Aim of the exercise -> Swap "data-point-prior" for "data-point-baseline" in the entries starting at the first one and ending at the one that contains "chart-title: More observations". Reproduce only those entries, with everything else unchanged.

Element boundary entries ->
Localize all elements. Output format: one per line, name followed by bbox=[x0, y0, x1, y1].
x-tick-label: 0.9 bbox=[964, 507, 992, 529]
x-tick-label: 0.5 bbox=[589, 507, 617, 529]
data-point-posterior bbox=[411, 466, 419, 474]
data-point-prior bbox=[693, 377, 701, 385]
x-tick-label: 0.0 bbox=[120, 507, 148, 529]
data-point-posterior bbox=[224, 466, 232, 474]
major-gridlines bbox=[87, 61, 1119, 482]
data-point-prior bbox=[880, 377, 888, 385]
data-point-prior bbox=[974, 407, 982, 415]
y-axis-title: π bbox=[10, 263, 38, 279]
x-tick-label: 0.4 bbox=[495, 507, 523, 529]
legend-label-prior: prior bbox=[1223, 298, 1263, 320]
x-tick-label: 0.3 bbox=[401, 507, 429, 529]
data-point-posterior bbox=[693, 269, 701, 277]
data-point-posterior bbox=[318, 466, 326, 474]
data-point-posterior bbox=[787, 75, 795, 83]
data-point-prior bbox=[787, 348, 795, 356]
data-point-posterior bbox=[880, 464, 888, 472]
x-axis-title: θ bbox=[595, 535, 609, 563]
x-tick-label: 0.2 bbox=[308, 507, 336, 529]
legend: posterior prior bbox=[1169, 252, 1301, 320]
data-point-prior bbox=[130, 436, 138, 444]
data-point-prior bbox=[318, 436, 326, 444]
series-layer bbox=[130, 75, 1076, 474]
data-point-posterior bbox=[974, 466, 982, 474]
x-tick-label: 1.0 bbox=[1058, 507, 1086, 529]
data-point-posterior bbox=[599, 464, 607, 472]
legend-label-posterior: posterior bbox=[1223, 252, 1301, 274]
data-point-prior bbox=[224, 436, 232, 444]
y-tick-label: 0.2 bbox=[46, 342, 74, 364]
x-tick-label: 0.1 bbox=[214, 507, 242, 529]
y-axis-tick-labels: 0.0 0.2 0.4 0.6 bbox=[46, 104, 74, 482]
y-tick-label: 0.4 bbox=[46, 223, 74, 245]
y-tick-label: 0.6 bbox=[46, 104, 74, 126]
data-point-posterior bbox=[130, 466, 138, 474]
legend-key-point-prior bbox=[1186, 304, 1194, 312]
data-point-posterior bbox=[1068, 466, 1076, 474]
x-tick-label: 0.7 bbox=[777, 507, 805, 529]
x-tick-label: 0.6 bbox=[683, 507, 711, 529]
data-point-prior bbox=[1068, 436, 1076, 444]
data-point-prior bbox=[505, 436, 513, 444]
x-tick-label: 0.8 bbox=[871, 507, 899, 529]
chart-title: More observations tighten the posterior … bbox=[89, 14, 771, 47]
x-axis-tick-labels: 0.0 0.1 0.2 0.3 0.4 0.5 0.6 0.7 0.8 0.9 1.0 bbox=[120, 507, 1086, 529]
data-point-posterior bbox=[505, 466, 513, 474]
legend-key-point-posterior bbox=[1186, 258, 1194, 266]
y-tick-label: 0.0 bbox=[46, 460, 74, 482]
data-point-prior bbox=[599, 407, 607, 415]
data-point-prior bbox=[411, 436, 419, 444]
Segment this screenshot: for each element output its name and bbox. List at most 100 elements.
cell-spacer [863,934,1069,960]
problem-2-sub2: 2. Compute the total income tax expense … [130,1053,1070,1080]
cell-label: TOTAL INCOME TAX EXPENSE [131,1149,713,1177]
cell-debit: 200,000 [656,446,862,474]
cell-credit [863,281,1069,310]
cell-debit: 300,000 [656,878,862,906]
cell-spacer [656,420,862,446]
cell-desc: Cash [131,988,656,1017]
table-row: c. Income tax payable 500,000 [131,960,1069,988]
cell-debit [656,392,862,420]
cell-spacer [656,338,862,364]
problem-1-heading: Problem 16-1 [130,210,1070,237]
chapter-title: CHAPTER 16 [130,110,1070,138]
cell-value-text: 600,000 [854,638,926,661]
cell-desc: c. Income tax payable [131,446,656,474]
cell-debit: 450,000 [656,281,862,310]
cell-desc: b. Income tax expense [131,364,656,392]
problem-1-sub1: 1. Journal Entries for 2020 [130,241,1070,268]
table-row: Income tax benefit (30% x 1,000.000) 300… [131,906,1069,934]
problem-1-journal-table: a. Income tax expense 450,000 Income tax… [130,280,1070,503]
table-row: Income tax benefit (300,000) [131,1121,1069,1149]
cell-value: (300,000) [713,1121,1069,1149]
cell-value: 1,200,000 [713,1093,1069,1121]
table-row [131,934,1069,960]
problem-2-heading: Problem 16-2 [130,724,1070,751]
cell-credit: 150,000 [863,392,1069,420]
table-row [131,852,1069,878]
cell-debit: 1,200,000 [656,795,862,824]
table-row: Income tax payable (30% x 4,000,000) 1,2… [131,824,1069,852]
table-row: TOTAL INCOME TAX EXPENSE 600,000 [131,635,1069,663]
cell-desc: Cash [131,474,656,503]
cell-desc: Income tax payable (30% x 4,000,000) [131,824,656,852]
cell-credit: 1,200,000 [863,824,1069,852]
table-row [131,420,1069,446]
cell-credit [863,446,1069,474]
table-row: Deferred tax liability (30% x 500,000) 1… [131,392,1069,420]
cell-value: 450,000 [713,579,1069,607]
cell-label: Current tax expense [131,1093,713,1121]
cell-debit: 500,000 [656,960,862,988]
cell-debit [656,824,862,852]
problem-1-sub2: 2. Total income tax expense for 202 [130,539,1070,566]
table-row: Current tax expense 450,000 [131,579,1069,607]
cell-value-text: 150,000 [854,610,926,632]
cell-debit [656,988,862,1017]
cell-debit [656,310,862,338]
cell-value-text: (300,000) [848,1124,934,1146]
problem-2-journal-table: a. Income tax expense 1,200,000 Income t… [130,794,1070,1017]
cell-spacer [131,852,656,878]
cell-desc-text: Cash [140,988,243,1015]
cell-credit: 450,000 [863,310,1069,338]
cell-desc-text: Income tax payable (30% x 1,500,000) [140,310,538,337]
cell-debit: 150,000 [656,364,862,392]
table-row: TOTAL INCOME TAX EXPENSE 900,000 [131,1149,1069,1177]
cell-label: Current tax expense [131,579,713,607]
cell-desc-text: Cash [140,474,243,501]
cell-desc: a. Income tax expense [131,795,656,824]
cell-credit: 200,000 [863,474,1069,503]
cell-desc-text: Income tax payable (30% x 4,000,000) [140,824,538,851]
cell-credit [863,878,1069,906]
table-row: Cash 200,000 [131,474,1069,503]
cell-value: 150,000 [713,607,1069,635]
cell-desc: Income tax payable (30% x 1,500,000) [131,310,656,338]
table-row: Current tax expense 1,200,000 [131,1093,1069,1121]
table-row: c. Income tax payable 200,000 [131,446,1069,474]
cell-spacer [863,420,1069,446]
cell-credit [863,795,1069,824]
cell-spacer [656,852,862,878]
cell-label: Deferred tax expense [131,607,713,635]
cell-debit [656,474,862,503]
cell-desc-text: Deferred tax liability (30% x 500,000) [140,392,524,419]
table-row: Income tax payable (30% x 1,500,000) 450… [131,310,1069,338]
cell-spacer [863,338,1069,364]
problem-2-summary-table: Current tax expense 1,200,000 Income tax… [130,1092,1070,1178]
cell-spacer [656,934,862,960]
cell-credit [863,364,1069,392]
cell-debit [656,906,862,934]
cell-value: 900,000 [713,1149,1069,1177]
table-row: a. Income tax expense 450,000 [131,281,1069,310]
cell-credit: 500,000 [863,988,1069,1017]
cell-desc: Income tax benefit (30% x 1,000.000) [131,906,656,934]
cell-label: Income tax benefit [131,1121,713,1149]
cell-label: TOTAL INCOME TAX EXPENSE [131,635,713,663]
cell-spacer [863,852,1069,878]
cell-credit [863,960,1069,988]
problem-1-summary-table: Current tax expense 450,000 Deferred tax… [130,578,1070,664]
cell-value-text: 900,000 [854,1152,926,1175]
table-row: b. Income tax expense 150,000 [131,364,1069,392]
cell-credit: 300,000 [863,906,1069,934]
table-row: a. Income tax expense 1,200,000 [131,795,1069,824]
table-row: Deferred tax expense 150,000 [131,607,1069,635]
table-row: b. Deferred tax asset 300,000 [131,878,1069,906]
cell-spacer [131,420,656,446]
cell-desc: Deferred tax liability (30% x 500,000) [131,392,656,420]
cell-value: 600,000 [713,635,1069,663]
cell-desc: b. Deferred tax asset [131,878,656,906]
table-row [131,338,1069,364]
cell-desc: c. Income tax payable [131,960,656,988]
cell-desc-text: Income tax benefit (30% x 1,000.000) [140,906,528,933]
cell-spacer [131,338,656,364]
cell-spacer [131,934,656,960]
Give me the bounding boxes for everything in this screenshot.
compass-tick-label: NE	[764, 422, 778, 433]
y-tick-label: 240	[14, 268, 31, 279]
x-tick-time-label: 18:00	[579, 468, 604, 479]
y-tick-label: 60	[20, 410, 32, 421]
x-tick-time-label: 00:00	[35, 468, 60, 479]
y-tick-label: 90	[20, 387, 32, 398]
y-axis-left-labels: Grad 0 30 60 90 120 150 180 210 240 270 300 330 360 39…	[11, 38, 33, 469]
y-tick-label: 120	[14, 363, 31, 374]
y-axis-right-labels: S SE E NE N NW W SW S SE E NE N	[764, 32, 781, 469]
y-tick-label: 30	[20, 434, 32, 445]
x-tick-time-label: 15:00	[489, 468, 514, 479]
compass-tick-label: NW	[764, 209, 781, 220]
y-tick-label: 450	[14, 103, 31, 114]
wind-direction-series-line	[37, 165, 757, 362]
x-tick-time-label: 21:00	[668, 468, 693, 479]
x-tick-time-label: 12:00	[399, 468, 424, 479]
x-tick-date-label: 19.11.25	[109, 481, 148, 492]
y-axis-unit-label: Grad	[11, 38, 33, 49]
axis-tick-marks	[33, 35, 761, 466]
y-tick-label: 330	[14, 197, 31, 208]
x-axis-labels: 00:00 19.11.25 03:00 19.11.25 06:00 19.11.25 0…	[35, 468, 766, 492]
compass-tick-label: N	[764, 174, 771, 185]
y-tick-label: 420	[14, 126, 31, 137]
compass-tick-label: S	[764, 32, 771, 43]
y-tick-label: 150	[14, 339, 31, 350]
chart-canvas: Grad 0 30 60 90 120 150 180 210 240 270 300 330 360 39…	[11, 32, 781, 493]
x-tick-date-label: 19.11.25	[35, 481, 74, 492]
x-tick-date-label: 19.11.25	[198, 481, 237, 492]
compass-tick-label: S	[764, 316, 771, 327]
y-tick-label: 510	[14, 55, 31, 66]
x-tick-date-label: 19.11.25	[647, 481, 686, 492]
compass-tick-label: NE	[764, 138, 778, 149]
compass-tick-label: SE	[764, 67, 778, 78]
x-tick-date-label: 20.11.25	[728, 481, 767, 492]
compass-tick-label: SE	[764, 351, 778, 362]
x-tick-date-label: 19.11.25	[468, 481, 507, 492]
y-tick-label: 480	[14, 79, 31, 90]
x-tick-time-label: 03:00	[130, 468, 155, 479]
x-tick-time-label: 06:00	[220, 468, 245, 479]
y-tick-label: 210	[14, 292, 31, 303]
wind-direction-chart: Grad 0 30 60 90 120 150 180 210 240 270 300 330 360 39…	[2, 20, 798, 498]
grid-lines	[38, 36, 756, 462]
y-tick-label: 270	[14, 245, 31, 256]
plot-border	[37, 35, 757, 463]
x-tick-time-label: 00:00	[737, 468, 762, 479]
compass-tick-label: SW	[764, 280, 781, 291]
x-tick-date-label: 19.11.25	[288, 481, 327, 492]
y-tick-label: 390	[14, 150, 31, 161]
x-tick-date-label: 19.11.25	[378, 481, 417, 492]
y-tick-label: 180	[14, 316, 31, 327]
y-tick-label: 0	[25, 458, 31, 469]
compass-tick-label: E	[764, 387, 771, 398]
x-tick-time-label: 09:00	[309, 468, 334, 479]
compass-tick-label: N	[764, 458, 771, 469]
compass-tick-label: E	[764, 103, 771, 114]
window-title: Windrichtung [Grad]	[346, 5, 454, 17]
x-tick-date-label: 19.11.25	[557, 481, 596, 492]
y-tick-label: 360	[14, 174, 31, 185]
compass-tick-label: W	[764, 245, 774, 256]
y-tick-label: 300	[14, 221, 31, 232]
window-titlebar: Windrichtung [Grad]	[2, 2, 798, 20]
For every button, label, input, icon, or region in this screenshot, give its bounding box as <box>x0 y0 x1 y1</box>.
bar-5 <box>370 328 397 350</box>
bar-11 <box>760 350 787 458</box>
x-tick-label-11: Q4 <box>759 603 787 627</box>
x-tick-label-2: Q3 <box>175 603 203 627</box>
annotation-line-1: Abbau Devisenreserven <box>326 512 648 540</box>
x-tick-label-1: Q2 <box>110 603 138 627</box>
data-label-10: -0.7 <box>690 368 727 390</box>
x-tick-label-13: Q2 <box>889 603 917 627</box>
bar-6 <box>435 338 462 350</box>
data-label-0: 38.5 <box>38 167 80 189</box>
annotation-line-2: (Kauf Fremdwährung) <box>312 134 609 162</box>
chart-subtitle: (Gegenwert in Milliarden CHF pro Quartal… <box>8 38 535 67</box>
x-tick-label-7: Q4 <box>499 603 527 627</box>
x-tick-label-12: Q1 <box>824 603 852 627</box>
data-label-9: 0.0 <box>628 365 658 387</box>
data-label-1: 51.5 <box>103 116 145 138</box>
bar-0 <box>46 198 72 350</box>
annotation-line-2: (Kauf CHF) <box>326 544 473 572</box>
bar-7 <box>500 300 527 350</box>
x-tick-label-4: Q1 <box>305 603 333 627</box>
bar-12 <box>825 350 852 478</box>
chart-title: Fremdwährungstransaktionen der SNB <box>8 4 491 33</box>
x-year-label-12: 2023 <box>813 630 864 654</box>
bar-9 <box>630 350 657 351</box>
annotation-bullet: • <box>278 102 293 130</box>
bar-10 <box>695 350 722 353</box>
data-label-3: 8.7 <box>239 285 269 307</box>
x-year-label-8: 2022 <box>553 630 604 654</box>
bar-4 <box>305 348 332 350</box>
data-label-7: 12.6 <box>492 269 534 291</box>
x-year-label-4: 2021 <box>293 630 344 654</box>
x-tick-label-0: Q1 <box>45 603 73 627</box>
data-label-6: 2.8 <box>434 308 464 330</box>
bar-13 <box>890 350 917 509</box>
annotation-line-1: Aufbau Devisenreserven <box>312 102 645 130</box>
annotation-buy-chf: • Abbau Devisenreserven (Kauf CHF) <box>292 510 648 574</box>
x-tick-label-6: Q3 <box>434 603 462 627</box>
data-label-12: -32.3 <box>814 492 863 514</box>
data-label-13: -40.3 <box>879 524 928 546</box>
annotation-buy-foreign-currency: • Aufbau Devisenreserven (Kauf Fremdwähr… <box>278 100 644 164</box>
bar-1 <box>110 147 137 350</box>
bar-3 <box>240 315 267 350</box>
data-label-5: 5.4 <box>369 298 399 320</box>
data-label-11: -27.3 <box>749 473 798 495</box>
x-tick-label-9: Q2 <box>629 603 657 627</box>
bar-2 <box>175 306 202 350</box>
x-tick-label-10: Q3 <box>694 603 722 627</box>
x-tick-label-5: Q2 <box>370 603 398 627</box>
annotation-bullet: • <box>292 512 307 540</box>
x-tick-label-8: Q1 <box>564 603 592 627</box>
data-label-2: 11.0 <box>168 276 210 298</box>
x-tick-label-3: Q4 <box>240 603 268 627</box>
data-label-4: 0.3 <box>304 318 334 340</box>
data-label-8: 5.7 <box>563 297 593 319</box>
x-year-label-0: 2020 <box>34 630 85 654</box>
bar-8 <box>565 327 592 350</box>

Response to the task ->
Localize all elements. Output format: one per line, name followed by bbox=[x0, y0, x1, y1].
x-tick-label: 0.9 bbox=[964, 507, 992, 529]
x-tick-label: 0.5 bbox=[589, 507, 617, 529]
data-point-posterior bbox=[411, 466, 419, 474]
data-point-baseline bbox=[693, 377, 701, 385]
x-tick-label: 0.0 bbox=[120, 507, 148, 529]
data-point-posterior bbox=[224, 466, 232, 474]
major-gridlines bbox=[87, 61, 1119, 482]
data-point-baseline bbox=[880, 377, 888, 385]
data-point-baseline bbox=[974, 407, 982, 415]
y-axis-title: π bbox=[10, 263, 38, 279]
x-tick-label: 0.4 bbox=[495, 507, 523, 529]
legend-label-prior: prior bbox=[1223, 298, 1263, 320]
x-tick-label: 0.3 bbox=[401, 507, 429, 529]
data-point-posterior bbox=[693, 269, 701, 277]
data-point-posterior bbox=[318, 466, 326, 474]
data-point-posterior bbox=[787, 75, 795, 83]
data-point-baseline bbox=[787, 348, 795, 356]
data-point-posterior bbox=[880, 464, 888, 472]
x-axis-title: θ bbox=[595, 535, 609, 563]
x-tick-label: 0.2 bbox=[308, 507, 336, 529]
legend: posterior prior bbox=[1169, 252, 1301, 320]
data-point-baseline bbox=[130, 436, 138, 444]
data-point-baseline bbox=[318, 436, 326, 444]
series-layer bbox=[130, 75, 1076, 474]
data-point-posterior bbox=[974, 466, 982, 474]
x-tick-label: 1.0 bbox=[1058, 507, 1086, 529]
data-point-posterior bbox=[599, 464, 607, 472]
legend-label-posterior: posterior bbox=[1223, 252, 1301, 274]
data-point-baseline bbox=[224, 436, 232, 444]
y-tick-label: 0.2 bbox=[46, 342, 74, 364]
x-tick-label: 0.1 bbox=[214, 507, 242, 529]
y-axis-tick-labels: 0.0 0.2 0.4 0.6 bbox=[46, 104, 74, 482]
y-tick-label: 0.4 bbox=[46, 223, 74, 245]
y-tick-label: 0.6 bbox=[46, 104, 74, 126]
data-point-posterior bbox=[130, 466, 138, 474]
legend-key-point-prior bbox=[1186, 304, 1194, 312]
data-point-posterior bbox=[1068, 466, 1076, 474]
x-tick-label: 0.7 bbox=[777, 507, 805, 529]
x-tick-label: 0.6 bbox=[683, 507, 711, 529]
data-point-baseline bbox=[1068, 436, 1076, 444]
data-point-baseline bbox=[505, 436, 513, 444]
x-tick-label: 0.8 bbox=[871, 507, 899, 529]
chart-title: More observations tighten the posterior … bbox=[89, 14, 771, 47]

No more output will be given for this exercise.